# DIRECTIONS FOR THIS TASK
Output every record below exactly as it appears.
.....
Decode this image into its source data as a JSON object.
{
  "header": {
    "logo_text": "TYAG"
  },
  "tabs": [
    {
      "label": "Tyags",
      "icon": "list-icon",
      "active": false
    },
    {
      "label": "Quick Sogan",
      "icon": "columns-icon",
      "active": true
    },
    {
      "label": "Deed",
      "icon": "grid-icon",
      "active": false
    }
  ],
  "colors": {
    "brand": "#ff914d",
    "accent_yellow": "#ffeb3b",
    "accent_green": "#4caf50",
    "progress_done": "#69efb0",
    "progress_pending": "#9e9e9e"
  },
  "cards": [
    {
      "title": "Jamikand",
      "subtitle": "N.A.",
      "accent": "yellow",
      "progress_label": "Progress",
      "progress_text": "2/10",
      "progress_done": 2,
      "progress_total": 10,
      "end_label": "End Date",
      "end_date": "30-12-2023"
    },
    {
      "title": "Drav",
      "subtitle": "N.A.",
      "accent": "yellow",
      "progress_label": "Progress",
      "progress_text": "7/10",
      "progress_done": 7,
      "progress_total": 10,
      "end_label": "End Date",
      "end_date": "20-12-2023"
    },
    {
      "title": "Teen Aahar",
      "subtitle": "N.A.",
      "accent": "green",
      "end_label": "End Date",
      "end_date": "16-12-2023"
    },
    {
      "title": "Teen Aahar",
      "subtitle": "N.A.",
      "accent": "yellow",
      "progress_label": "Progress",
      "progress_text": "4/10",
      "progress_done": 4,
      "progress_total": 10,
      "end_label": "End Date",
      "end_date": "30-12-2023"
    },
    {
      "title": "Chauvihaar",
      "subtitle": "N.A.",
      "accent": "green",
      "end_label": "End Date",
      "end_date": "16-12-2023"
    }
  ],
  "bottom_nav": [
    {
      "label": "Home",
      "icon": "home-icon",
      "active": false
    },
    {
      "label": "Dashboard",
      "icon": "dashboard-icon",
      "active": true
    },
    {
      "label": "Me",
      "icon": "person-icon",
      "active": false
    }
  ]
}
.....
# OUTPUT OF THE EXERCISE
Decode this image into its source data as a JSON object.
{
  "header": {
    "logo_text": "TYAG"
  },
  "tabs": [
    {
      "label": "Tyags",
      "icon": "list-icon",
      "active": false
    },
    {
      "label": "Quick Sogan",
      "icon": "columns-icon",
      "active": true
    },
    {
      "label": "Deed",
      "icon": "grid-icon",
      "active": false
    }
  ],
  "colors": {
    "brand": "#ff914d",
    "accent_yellow": "#ffeb3b",
    "accent_green": "#4caf50",
    "progress_done": "#69efb0",
    "progress_pending": "#9e9e9e"
  },
  "cards": [
    {
      "title": "Jamikand",
      "subtitle": "N.A.",
      "accent": "yellow",
      "progress_label": "Progress",
      "progress_text": "2/10",
      "progress_done": 2,
      "progress_total": 10,
      "end_label": "End Date",
      "end_date": "30-12-2023"
    },
    {
      "title": "Drav",
      "subtitle": "N.A.",
      "accent": "yellow",
      "progress_label": "Progress",
      "progress_text": "7/10",
      "progress_done": 7,
      "progress_total": 10,
      "end_label": "End Date",
      "end_date": "20-12-2023"
    },
    {
      "title": "Teen Aahar",
      "subtitle": "N.A.",
      "accent": "green",
      "end_label": "End Date",
      "end_date": "16-12-2023"
    },
    {
      "title": "Teen Aahar",
      "subtitle": "N.A.",
      "accent": "yellow",
      "progress_label": "Progress",
      "progress_text": "4/10",
      "progress_done": 4,
      "progress_total": 10,
      "end_label": "End Date",
      "end_date": "30-12-2023"
    },
    {
      "title": "Chauvihaar",
      "subtitle": "N.A.",
      "accent": "green",
      "end_label": "End Date",
      "end_date": "16-12-2023"
    }
  ],
  "bottom_nav": [
    {
      "label": "Home",
      "icon": "home-icon",
      "active": false
    },
    {
      "label": "Dashboard",
      "icon": "dashboard-icon",
      "active": true
    },
    {
      "label": "Me",
      "icon": "person-icon",
      "active": false
    }
  ]
}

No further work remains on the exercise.